begin Records provided
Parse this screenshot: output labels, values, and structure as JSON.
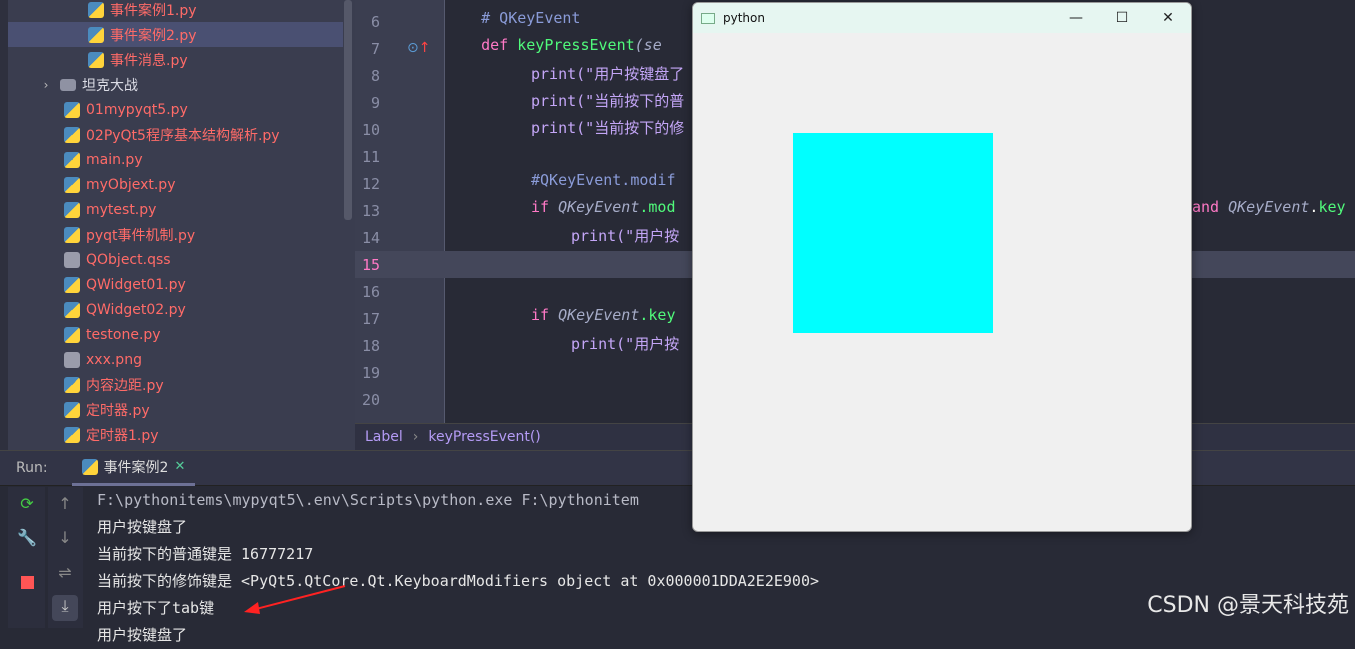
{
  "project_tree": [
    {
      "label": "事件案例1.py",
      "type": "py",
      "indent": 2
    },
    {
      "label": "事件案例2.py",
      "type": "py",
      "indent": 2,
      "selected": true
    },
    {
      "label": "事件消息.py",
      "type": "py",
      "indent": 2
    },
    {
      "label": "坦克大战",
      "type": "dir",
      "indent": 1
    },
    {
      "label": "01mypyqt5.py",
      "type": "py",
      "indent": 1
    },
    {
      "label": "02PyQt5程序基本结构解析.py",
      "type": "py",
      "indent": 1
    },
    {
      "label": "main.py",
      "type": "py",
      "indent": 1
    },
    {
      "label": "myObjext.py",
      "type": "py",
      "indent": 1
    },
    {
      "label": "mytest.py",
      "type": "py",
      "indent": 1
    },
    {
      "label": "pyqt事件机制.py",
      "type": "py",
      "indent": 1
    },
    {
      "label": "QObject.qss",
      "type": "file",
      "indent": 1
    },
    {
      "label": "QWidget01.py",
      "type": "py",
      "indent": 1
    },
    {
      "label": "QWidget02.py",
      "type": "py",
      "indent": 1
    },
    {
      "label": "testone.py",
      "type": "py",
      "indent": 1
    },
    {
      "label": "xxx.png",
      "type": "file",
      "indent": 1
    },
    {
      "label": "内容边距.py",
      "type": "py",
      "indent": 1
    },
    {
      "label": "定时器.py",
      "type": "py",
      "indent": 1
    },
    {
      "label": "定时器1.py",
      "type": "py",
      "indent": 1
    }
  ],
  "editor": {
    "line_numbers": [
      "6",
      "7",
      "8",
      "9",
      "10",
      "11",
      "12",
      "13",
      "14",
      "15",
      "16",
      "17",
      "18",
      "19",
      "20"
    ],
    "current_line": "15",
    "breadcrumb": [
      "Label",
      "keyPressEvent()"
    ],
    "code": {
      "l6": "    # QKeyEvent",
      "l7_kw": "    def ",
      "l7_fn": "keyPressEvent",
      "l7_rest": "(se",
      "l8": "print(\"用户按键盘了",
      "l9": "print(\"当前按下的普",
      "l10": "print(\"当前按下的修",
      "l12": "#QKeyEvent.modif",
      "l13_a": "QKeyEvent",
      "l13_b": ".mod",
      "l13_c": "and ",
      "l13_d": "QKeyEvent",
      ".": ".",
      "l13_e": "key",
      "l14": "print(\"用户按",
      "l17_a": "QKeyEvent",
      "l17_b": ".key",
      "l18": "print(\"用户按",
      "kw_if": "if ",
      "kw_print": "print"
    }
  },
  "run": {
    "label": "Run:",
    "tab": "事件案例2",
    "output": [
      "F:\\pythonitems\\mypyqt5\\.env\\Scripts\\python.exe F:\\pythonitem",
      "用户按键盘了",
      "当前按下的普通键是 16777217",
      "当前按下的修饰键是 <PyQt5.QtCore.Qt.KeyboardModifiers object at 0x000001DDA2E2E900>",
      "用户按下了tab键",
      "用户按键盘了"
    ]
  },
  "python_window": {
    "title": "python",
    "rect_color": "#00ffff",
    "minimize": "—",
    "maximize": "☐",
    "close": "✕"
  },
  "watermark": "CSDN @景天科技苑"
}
end Records provided
begin Records provided
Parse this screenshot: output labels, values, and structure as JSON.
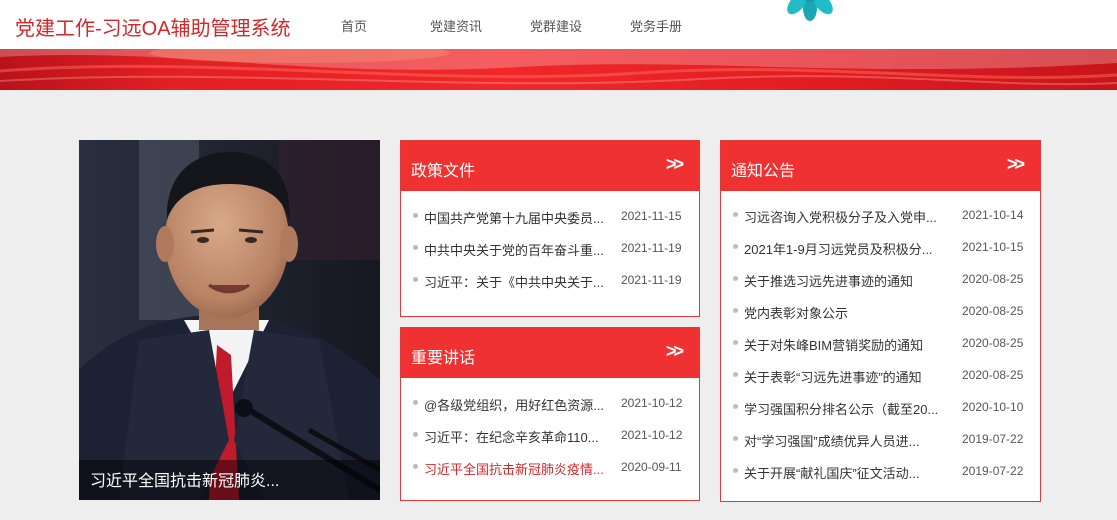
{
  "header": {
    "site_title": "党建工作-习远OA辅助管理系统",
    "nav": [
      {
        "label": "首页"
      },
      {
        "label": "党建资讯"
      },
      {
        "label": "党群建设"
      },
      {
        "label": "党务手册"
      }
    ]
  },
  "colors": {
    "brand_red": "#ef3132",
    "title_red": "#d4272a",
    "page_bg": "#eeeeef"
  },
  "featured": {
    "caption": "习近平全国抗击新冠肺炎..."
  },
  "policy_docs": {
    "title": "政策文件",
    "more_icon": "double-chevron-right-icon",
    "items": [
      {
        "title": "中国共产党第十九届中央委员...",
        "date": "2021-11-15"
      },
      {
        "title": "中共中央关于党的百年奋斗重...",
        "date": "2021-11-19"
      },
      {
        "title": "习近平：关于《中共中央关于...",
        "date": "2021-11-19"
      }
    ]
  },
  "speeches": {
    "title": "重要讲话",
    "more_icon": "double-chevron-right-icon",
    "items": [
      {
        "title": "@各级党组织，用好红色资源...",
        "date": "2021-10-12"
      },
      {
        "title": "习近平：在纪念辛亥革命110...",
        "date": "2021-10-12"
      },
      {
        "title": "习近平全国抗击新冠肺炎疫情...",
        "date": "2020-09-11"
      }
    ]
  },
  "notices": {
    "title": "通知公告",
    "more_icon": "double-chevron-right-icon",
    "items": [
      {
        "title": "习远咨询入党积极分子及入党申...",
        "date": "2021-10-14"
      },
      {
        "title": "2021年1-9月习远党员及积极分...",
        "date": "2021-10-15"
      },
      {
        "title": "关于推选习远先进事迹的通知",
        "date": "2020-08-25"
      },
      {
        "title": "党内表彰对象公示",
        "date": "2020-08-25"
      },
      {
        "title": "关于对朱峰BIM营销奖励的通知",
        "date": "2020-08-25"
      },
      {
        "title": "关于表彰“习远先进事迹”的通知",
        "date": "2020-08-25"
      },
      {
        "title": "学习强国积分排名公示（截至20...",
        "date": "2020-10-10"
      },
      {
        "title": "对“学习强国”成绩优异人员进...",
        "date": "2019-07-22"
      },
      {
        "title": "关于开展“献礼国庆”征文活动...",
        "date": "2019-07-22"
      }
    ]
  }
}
end Records provided
Stated task = Identify and extract each line of the listing that contains "QKeyEvent".

Result =
      "l6": "    # QKeyEvent",
      "l12": "#QKeyEvent.modif",
      "l13_a": "QKeyEvent",
      "l13_d": "QKeyEvent",
      "l17_a": "QKeyEvent",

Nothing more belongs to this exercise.